─── Extracted information ───

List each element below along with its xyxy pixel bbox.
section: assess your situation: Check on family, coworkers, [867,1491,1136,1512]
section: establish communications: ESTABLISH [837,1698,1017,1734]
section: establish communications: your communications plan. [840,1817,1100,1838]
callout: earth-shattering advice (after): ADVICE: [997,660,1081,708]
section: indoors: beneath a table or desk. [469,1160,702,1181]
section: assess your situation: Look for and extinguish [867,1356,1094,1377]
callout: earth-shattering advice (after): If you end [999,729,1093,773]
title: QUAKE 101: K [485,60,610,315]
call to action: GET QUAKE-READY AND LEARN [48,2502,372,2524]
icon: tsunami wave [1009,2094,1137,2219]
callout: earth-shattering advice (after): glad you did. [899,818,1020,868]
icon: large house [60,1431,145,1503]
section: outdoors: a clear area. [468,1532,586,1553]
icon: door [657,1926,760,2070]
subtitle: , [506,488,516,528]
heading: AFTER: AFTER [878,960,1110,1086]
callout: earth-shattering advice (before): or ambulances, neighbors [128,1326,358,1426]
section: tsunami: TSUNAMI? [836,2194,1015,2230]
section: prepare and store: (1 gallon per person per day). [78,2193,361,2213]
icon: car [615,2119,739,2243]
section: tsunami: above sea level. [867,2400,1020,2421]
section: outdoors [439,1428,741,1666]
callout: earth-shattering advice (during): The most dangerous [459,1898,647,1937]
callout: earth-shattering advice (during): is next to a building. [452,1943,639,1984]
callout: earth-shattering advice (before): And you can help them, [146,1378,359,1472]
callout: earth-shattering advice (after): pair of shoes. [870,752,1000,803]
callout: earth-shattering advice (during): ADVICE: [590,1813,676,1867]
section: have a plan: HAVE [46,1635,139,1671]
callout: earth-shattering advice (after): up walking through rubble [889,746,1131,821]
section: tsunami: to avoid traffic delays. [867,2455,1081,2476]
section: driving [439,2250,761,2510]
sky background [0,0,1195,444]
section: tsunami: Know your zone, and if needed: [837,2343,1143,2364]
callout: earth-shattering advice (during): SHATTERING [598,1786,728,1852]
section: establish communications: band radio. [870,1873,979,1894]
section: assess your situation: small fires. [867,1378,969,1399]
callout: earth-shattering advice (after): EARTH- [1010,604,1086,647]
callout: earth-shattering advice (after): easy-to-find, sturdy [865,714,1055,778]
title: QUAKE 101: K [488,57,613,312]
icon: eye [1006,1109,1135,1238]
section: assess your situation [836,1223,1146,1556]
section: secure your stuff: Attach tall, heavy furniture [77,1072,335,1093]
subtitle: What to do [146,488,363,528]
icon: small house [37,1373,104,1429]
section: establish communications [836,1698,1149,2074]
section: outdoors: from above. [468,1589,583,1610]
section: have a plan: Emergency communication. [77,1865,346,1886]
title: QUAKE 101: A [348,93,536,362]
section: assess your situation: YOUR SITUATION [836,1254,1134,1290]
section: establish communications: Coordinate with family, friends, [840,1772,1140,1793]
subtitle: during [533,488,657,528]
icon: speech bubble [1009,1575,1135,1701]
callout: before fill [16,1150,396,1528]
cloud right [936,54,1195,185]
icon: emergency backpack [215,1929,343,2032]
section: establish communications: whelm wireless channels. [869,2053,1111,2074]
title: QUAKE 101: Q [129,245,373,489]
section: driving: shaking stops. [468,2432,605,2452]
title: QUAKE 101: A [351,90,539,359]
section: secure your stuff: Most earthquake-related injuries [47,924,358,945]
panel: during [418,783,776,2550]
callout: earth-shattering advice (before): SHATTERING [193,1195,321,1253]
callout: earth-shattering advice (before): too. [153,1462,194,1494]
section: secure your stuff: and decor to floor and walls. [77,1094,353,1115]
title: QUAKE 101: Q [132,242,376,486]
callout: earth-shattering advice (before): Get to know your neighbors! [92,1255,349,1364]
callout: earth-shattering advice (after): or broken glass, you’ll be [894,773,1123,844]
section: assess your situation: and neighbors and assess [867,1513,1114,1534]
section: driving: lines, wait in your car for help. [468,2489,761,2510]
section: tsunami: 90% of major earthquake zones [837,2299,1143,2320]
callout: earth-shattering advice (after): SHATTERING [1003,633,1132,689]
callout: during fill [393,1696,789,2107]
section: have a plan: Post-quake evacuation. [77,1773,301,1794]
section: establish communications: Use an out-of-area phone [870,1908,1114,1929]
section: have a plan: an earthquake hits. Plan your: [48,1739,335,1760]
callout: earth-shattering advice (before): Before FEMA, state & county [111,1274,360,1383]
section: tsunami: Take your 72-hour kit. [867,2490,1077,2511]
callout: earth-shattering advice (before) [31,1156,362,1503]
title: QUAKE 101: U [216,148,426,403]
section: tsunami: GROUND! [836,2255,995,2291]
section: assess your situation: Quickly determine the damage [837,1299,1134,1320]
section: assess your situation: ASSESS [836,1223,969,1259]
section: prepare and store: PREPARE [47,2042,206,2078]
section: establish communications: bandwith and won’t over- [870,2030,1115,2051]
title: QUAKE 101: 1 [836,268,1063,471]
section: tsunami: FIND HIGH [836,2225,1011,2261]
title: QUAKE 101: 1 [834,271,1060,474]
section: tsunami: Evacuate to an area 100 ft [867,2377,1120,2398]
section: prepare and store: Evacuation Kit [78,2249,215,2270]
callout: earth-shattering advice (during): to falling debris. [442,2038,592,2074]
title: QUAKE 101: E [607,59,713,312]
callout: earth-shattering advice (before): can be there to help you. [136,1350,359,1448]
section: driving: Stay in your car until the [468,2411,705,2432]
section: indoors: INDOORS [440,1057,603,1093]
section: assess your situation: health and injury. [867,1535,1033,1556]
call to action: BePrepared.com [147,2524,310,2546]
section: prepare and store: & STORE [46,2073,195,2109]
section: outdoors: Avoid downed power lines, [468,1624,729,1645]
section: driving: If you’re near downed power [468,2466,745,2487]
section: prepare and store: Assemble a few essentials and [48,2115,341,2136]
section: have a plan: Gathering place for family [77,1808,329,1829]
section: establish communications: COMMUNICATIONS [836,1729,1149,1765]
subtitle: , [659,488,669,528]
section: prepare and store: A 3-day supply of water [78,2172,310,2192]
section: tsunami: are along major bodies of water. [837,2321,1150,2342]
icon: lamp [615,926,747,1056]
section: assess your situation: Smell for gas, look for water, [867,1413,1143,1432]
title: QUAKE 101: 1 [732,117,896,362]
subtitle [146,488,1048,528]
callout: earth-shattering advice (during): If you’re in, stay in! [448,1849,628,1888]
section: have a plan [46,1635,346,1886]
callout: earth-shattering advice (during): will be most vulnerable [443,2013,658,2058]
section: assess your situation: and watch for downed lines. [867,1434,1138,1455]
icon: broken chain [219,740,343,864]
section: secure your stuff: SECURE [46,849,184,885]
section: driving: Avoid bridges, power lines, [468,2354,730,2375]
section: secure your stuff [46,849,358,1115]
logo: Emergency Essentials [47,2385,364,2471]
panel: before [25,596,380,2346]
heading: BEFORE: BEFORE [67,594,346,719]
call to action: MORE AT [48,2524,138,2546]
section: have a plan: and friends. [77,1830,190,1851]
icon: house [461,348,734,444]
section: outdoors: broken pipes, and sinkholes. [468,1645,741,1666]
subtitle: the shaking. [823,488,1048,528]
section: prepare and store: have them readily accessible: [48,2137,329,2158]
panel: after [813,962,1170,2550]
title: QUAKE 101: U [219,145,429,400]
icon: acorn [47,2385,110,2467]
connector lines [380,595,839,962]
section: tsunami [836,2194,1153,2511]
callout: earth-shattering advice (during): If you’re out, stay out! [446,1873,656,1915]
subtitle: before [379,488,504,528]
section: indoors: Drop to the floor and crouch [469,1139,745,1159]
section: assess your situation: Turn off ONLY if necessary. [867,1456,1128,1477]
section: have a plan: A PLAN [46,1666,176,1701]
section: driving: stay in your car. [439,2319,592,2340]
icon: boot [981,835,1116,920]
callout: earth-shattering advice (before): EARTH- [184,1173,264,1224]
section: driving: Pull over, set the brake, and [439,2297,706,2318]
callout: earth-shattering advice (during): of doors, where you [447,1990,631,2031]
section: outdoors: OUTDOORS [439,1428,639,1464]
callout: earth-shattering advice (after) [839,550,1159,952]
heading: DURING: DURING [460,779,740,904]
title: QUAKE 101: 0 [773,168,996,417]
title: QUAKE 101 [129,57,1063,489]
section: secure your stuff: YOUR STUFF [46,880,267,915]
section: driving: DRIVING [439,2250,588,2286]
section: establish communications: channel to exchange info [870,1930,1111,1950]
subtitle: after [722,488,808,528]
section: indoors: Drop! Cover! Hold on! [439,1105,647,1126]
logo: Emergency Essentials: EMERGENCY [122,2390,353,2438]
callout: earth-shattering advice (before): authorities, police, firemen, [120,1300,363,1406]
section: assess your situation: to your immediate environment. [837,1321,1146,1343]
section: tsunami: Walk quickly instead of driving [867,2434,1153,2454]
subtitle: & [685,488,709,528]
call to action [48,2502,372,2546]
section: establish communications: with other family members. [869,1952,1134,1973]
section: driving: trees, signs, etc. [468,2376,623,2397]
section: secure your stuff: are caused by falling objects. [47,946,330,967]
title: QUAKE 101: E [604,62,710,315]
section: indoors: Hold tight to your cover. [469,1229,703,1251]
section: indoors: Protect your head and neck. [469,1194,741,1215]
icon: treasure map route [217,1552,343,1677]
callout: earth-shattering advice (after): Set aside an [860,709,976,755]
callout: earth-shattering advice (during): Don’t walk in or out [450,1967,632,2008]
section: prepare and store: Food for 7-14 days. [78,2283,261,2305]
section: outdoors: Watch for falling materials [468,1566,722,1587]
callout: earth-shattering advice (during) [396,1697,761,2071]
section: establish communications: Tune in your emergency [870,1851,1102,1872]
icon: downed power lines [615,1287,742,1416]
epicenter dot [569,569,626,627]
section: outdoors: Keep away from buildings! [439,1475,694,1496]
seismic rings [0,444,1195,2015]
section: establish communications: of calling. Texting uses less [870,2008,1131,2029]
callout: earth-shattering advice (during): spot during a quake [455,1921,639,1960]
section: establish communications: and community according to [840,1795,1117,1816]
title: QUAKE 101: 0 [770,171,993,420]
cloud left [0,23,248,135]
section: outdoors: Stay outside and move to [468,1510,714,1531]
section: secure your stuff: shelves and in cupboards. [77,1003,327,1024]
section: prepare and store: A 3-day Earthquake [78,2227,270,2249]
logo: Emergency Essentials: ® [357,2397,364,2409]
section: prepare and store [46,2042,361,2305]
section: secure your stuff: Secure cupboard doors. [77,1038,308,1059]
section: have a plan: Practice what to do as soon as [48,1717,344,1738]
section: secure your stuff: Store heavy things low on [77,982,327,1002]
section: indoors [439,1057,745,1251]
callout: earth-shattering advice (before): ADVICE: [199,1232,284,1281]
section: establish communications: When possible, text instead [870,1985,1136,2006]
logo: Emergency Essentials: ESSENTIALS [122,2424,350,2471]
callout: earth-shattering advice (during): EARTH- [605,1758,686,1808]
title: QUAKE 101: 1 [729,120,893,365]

───

Instruction: Express the rows from the start through the line containing "heading: AFTER: AFTER [878,960,1110,1086]" as a Markdown table with the columns No. and Line. Number each line and leave out any blank lines.

Exercise result:
| No. | Line |
|---|---|
| 1 | List each element below along with its xyxy pixel bbox. |
| 2 | section: assess your situation: Check on family, coworkers, [867,1491,1136,1512] |
| 3 | section: establish communications: ESTABLISH [837,1698,1017,1734] |
| 4 | section: establish communications: your communications plan. [840,1817,1100,1838] |
| 5 | callout: earth-shattering advice (after): ADVICE: [997,660,1081,708] |
| 6 | section: indoors: beneath a table or desk. [469,1160,702,1181] |
| 7 | section: assess your situation: Look for and extinguish [867,1356,1094,1377] |
| 8 | callout: earth-shattering advice (after): If you end [999,729,1093,773] |
| 9 | title: QUAKE 101: K [485,60,610,315] |
| 10 | call to action: GET QUAKE-READY AND LEARN [48,2502,372,2524] |
| 11 | icon: tsunami wave [1009,2094,1137,2219] |
| 12 | callout: earth-shattering advice (after): glad you did. [899,818,1020,868] |
| 13 | icon: large house [60,1431,145,1503] |
| 14 | section: outdoors: a clear area. [468,1532,586,1553] |
| 15 | icon: door [657,1926,760,2070] |
| 16 | subtitle: , [506,488,516,528] |
| 17 | heading: AFTER: AFTER [878,960,1110,1086] |